- **Required work**
Convert each line of the records below into a JSON list of strings, with one string per line and blank lines left out.

- **Dataset content**
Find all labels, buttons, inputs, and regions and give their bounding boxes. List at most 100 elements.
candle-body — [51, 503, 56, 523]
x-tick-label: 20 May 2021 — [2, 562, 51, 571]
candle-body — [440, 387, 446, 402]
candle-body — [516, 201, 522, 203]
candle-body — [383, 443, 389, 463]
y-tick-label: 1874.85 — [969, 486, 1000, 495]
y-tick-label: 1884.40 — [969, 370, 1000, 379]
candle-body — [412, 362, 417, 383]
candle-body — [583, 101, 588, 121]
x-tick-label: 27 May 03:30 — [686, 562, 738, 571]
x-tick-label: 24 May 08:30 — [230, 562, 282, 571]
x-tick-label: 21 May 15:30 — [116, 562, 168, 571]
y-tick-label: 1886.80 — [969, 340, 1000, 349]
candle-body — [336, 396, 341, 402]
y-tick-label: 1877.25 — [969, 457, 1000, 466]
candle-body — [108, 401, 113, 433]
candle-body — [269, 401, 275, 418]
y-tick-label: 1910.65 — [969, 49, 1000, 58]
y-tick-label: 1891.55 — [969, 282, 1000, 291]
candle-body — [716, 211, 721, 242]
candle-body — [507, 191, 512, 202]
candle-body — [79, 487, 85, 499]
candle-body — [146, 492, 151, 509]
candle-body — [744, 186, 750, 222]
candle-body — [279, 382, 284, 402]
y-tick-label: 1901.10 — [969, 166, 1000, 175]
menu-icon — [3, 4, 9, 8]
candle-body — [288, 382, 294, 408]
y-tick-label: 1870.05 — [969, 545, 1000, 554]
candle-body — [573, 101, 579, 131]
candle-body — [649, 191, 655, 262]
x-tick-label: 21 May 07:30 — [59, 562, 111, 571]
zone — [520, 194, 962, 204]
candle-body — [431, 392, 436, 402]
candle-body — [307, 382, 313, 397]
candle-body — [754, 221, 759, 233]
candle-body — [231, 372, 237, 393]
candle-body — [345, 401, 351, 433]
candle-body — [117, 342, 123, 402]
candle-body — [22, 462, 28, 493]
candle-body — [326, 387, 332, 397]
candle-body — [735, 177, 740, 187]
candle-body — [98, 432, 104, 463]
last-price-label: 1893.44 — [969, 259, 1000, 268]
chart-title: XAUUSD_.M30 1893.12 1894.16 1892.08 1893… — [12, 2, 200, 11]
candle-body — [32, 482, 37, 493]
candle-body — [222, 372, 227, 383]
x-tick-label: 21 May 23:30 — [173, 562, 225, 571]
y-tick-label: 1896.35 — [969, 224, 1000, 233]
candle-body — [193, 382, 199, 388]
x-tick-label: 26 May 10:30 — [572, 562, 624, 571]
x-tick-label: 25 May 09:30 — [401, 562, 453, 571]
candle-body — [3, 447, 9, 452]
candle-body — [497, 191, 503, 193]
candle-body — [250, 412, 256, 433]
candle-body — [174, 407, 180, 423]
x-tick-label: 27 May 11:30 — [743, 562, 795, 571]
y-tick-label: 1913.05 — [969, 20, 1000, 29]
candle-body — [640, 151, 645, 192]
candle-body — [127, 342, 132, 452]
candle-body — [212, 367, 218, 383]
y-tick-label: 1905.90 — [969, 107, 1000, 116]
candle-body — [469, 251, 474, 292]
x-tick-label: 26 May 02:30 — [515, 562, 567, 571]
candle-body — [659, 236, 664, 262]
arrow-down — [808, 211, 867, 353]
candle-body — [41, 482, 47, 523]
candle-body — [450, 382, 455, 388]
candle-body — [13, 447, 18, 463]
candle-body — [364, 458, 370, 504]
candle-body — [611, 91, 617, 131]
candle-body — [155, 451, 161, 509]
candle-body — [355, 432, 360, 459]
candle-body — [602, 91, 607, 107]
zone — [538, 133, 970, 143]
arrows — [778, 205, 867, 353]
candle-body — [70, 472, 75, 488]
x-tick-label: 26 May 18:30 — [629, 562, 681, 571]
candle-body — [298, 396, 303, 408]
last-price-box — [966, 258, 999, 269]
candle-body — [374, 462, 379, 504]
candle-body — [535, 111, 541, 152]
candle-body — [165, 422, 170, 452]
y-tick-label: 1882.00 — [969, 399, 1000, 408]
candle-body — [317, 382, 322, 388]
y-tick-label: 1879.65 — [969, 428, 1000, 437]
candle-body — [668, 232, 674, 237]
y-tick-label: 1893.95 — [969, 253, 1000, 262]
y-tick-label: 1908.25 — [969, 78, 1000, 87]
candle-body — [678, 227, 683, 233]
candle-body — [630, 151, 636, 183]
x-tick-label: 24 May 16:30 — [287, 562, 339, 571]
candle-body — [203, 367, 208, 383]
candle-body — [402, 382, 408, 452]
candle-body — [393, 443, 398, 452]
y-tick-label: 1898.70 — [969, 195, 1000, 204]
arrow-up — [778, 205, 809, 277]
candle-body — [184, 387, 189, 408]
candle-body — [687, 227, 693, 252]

- **Written solution**
[
  "Find all labels, buttons, inputs, and regions and give their bounding boxes. List at most 100 elements.",
  "candle-body — [51, 503, 56, 523]",
  "x-tick-label: 20 May 2021 — [2, 562, 51, 571]",
  "candle-body — [440, 387, 446, 402]",
  "candle-body — [516, 201, 522, 203]",
  "candle-body — [383, 443, 389, 463]",
  "y-tick-label: 1874.85 — [969, 486, 1000, 495]",
  "y-tick-label: 1884.40 — [969, 370, 1000, 379]",
  "candle-body — [412, 362, 417, 383]",
  "candle-body — [583, 101, 588, 121]",
  "x-tick-label: 27 May 03:30 — [686, 562, 738, 571]",
  "x-tick-label: 24 May 08:30 — [230, 562, 282, 571]",
  "x-tick-label: 21 May 15:30 — [116, 562, 168, 571]",
  "y-tick-label: 1886.80 — [969, 340, 1000, 349]",
  "candle-body — [336, 396, 341, 402]",
  "y-tick-label: 1877.25 — [969, 457, 1000, 466]",
  "candle-body — [108, 401, 113, 433]",
  "candle-body — [269, 401, 275, 418]",
  "y-tick-label: 1910.65 — [969, 49, 1000, 58]",
  "y-tick-label: 1891.55 — [969, 282, 1000, 291]",
  "candle-body — [716, 211, 721, 242]",
  "candle-body — [507, 191, 512, 202]",
  "candle-body — [79, 487, 85, 499]",
  "candle-body — [146, 492, 151, 509]",
  "candle-body — [744, 186, 750, 222]",
  "candle-body — [279, 382, 284, 402]",
  "y-tick-label: 1901.10 — [969, 166, 1000, 175]",
  "menu-icon — [3, 4, 9, 8]",
  "candle-body — [288, 382, 294, 408]",
  "y-tick-label: 1870.05 — [969, 545, 1000, 554]",
  "candle-body — [573, 101, 579, 131]",
  "candle-body — [649, 191, 655, 262]",
  "x-tick-label: 21 May 07:30 — [59, 562, 111, 571]",
  "zone — [520, 194, 962, 204]",
  "candle-body — [431, 392, 436, 402]",
  "candle-body — [307, 382, 313, 397]",
  "candle-body — [754, 221, 759, 233]",
  "candle-body — [231, 372, 237, 393]",
  "candle-body — [345, 401, 351, 433]",
  "candle-body — [117, 342, 123, 402]",
  "candle-body — [22, 462, 28, 493]",
  "candle-body — [326, 387, 332, 397]",
  "candle-body — [735, 177, 740, 187]",
  "candle-body — [98, 432, 104, 463]",
  "last-price-label: 1893.44 — [969, 259, 1000, 268]",
  "chart-title: XAUUSD_.M30 1893.12 1894.16 1892.08 1893… — [12, 2, 200, 11]",
  "candle-body — [32, 482, 37, 493]",
  "candle-body — [222, 372, 227, 383]",
  "x-tick-label: 21 May 23:30 — [173, 562, 225, 571]",
  "y-tick-label: 1896.35 — [969, 224, 1000, 233]",
  "candle-body — [193, 382, 199, 388]",
  "x-tick-label: 26 May 10:30 — [572, 562, 624, 571]",
  "x-tick-label: 25 May 09:30 — [401, 562, 453, 571]",
  "candle-body — [3, 447, 9, 452]",
  "candle-body — [497, 191, 503, 193]",
  "candle-body — [250, 412, 256, 433]",
  "candle-body — [174, 407, 180, 423]",
  "x-tick-label: 27 May 11:30 — [743, 562, 795, 571]",
  "y-tick-label: 1913.05 — [969, 20, 1000, 29]",
  "candle-body — [640, 151, 645, 192]",
  "candle-body — [127, 342, 132, 452]",
  "candle-body — [212, 367, 218, 383]",
  "y-tick-label: 1905.90 — [969, 107, 1000, 116]",
  "candle-body — [469, 251, 474, 292]",
  "x-tick-label: 26 May 02:30 — [515, 562, 567, 571]",
  "candle-body — [659, 236, 664, 262]",
  "arrow-down — [808, 211, 867, 353]",
  "candle-body — [41, 482, 47, 523]",
  "candle-body — [450, 382, 455, 388]",
  "candle-body — [13, 447, 18, 463]",
  "candle-body — [364, 458, 370, 504]",
  "candle-body — [611, 91, 617, 131]",
  "candle-body — [155, 451, 161, 509]",
  "candle-body — [355, 432, 360, 459]",
  "candle-body — [602, 91, 607, 107]",
  "zone — [538, 133, 970, 143]",
  "arrows — [778, 205, 867, 353]",
  "candle-body — [70, 472, 75, 488]",
  "x-tick-label: 26 May 18:30 — [629, 562, 681, 571]",
  "candle-body — [298, 396, 303, 408]",
  "last-price-box — [966, 258, 999, 269]",
  "candle-body — [374, 462, 379, 504]",
  "candle-body — [535, 111, 541, 152]",
  "candle-body — [165, 422, 170, 452]",
  "y-tick-label: 1882.00 — [969, 399, 1000, 408]",
  "candle-body — [317, 382, 322, 388]",
  "y-tick-label: 1879.65 — [969, 428, 1000, 437]",
  "candle-body — [668, 232, 674, 237]",
  "y-tick-label: 1893.95 — [969, 253, 1000, 262]",
  "y-tick-label: 1908.25 — [969, 78, 1000, 87]",
  "candle-body — [678, 227, 683, 233]",
  "candle-body — [630, 151, 636, 183]",
  "x-tick-label: 24 May 16:30 — [287, 562, 339, 571]",
  "candle-body — [203, 367, 208, 383]",
  "candle-body — [402, 382, 408, 452]",
  "candle-body — [393, 443, 398, 452]",
  "y-tick-label: 1898.70 — [969, 195, 1000, 204]",
  "arrow-up — [778, 205, 809, 277]",
  "candle-body — [184, 387, 189, 408]",
  "candle-body — [687, 227, 693, 252]"
]